> [Aim] Which lines below hold the word "Automatically"? Report each one.

Stored data
________

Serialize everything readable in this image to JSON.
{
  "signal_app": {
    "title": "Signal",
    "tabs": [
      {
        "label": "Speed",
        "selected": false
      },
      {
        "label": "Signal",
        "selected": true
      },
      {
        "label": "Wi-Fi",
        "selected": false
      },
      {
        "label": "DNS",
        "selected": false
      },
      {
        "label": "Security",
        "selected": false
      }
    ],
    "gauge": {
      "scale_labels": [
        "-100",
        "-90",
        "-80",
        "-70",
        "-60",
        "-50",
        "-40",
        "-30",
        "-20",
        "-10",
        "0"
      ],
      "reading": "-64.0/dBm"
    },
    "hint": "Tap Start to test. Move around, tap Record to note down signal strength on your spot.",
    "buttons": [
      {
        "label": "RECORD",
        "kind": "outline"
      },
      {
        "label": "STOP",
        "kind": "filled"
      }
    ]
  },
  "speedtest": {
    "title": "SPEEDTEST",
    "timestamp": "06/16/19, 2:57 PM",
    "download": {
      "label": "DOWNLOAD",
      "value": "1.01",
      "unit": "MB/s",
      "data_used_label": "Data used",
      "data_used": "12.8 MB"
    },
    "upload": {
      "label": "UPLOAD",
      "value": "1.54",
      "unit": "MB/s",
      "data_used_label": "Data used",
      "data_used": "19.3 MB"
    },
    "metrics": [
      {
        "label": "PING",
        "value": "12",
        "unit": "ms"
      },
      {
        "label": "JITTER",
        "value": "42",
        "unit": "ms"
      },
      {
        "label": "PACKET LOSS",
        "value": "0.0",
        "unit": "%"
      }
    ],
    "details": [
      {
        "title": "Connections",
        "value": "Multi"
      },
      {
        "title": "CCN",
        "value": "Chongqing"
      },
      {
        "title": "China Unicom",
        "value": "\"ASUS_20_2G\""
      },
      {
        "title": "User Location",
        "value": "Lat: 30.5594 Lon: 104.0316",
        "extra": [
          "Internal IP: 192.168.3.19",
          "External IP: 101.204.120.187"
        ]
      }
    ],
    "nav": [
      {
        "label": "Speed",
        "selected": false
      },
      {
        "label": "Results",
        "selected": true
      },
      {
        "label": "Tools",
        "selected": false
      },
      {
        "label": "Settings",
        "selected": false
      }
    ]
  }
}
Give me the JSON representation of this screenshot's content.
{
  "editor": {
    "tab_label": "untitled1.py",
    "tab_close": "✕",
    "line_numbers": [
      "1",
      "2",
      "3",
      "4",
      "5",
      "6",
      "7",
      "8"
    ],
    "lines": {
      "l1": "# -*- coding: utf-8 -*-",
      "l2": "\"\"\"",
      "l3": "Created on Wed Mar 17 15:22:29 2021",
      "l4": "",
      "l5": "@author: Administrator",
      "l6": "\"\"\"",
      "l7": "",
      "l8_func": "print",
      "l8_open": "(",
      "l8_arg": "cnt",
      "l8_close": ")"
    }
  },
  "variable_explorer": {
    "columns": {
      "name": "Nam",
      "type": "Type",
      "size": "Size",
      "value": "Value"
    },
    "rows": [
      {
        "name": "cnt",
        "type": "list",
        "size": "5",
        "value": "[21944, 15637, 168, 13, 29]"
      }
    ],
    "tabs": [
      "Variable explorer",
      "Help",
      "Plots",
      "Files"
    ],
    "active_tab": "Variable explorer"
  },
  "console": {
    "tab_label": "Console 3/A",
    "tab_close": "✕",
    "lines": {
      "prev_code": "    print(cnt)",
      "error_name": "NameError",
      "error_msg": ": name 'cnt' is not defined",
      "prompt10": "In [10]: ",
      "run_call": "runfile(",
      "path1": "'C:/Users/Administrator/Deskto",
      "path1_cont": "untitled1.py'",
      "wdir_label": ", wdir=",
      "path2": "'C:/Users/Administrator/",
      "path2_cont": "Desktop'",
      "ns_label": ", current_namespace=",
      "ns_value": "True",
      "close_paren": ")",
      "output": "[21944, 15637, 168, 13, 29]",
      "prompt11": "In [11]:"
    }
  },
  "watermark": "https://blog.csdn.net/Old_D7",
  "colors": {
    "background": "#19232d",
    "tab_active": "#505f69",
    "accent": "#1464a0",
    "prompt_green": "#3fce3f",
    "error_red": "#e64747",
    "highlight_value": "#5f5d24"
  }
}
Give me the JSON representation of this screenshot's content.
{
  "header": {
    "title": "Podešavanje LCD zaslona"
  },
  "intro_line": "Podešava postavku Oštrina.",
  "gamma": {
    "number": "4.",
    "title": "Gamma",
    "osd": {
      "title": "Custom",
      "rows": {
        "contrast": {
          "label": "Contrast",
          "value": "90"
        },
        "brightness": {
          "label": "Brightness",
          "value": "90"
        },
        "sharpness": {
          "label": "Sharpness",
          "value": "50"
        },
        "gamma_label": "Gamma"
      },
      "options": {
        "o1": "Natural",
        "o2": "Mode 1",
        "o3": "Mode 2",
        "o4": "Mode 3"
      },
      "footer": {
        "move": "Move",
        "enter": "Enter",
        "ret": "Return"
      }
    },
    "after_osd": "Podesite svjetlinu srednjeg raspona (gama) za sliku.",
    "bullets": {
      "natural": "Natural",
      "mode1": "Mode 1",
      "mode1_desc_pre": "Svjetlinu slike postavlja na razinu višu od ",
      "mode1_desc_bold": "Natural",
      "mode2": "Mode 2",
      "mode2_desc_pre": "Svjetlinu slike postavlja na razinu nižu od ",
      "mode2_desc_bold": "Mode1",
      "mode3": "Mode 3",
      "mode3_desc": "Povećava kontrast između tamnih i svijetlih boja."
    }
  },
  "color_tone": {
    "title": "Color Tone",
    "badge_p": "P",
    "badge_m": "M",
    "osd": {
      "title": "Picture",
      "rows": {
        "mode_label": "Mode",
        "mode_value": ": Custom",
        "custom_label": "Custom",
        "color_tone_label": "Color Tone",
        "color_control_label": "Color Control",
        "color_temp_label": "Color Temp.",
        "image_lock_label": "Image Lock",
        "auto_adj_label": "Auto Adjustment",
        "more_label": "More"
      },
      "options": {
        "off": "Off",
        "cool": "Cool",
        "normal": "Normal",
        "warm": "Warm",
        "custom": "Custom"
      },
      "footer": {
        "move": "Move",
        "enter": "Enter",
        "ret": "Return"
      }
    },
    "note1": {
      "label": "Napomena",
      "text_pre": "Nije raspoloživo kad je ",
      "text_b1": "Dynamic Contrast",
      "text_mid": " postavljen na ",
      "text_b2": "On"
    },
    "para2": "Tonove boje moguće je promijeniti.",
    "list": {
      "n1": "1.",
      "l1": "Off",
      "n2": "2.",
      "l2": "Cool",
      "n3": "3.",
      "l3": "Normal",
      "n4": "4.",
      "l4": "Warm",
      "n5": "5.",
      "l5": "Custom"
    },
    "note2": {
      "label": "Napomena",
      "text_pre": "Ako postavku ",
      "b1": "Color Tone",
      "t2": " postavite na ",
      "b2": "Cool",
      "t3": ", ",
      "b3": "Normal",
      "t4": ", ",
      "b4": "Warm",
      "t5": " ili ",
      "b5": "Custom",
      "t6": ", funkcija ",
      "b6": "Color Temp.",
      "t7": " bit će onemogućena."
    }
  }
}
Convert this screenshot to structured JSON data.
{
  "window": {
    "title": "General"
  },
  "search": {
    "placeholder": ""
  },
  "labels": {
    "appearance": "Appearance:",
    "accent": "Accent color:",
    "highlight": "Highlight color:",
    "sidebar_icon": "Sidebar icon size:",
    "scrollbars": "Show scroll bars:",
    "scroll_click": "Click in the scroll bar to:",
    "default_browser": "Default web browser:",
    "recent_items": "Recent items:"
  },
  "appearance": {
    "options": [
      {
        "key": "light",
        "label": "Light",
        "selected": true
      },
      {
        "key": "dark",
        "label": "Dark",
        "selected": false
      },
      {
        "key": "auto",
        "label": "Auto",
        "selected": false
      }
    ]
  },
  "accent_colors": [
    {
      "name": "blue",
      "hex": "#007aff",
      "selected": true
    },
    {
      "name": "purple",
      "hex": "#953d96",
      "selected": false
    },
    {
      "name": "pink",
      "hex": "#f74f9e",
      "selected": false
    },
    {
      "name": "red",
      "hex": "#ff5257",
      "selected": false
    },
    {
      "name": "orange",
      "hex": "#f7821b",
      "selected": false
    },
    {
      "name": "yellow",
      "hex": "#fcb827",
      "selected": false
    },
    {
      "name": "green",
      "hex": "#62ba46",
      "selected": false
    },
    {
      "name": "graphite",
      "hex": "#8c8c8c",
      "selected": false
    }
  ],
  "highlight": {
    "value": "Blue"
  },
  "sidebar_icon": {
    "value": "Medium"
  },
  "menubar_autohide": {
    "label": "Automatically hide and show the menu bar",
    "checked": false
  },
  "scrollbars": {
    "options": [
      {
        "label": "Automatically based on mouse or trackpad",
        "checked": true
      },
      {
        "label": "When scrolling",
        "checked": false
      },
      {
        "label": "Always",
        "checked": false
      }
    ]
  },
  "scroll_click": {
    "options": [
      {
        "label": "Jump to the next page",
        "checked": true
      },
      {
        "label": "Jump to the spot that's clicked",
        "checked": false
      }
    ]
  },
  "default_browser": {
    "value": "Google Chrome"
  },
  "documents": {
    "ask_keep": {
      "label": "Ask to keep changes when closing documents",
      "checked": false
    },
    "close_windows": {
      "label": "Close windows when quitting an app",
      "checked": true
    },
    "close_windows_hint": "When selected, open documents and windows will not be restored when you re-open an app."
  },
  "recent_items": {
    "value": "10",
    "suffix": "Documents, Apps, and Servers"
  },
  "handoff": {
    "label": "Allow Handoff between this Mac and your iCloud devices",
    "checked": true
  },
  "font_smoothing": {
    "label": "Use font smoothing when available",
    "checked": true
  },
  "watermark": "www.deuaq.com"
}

________

> [Exercise result]
    "label": "Automatically hide and show the menu bar",
        "label": "Automatically based on mouse or trackpad",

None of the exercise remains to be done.